### TASK DESCRIPTION:
Repeat every entry in the listing below, exactly.

### SUPPLIED RECORDS:
____
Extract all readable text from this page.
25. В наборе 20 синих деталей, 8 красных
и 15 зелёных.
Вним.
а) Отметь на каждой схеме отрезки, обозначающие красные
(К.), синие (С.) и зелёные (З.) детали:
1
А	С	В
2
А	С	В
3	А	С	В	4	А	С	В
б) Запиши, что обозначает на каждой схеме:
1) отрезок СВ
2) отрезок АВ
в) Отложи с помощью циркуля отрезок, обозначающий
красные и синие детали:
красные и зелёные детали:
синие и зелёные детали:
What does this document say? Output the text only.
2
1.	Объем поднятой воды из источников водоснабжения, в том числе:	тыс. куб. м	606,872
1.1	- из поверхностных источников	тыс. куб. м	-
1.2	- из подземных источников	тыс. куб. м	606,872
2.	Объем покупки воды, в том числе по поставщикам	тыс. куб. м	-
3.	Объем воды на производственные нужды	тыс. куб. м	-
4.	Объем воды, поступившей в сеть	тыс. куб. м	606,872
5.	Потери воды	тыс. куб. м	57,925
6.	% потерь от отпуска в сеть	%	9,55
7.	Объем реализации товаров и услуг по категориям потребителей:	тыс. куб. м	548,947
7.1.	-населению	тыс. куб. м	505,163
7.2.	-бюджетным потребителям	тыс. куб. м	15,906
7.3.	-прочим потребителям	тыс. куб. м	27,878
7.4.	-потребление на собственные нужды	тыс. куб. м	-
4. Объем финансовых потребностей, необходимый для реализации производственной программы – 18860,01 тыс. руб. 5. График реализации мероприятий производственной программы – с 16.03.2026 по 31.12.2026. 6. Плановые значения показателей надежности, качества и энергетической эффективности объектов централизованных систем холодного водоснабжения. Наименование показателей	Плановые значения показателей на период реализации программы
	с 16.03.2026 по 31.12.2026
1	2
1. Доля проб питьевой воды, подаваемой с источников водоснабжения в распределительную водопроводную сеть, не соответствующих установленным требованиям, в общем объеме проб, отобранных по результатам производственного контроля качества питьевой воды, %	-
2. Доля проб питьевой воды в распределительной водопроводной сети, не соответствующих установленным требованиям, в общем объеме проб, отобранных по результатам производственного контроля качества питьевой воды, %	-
____
### REPLY:
Extract all readable text from this page.
25. В наборе 20 синих деталей, 8 красных
и 15 зелёных.
Вним.
а) Отметь на каждой схеме отрезки, обозначающие красные
(К.), синие (С.) и зелёные (З.) детали:
1
А	С	В
2
А	С	В
3	А	С	В	4	А	С	В
б) Запиши, что обозначает на каждой схеме:
1) отрезок СВ
2) отрезок АВ
в) Отложи с помощью циркуля отрезок, обозначающий
красные и синие детали:
красные и зелёные детали:
синие и зелёные детали:
What does this document say? Output the text only.
2
1.	Объем поднятой воды из источников водоснабжения, в том числе:	тыс. куб. м	606,872
1.1	- из поверхностных источников	тыс. куб. м	-
1.2	- из подземных источников	тыс. куб. м	606,872
2.	Объем покупки воды, в том числе по поставщикам	тыс. куб. м	-
3.	Объем воды на производственные нужды	тыс. куб. м	-
4.	Объем воды, поступившей в сеть	тыс. куб. м	606,872
5.	Потери воды	тыс. куб. м	57,925
6.	% потерь от отпуска в сеть	%	9,55
7.	Объем реализации товаров и услуг по категориям потребителей:	тыс. куб. м	548,947
7.1.	-населению	тыс. куб. м	505,163
7.2.	-бюджетным потребителям	тыс. куб. м	15,906
7.3.	-прочим потребителям	тыс. куб. м	27,878
7.4.	-потребление на собственные нужды	тыс. куб. м	-
4. Объем финансовых потребностей, необходимый для реализации производственной программы – 18860,01 тыс. руб. 5. График реализации мероприятий производственной программы – с 16.03.2026 по 31.12.2026. 6. Плановые значения показателей надежности, качества и энергетической эффективности объектов централизованных систем холодного водоснабжения. Наименование показателей	Плановые значения показателей на период реализации программы
	с 16.03.2026 по 31.12.2026
1	2
1. Доля проб питьевой воды, подаваемой с источников водоснабжения в распределительную водопроводную сеть, не соответствующих установленным требованиям, в общем объеме проб, отобранных по результатам производственного контроля качества питьевой воды, %	-
2. Доля проб питьевой воды в распределительной водопроводной сети, не соответствующих установленным требованиям, в общем объеме проб, отобранных по результатам производственного контроля качества питьевой воды, %	-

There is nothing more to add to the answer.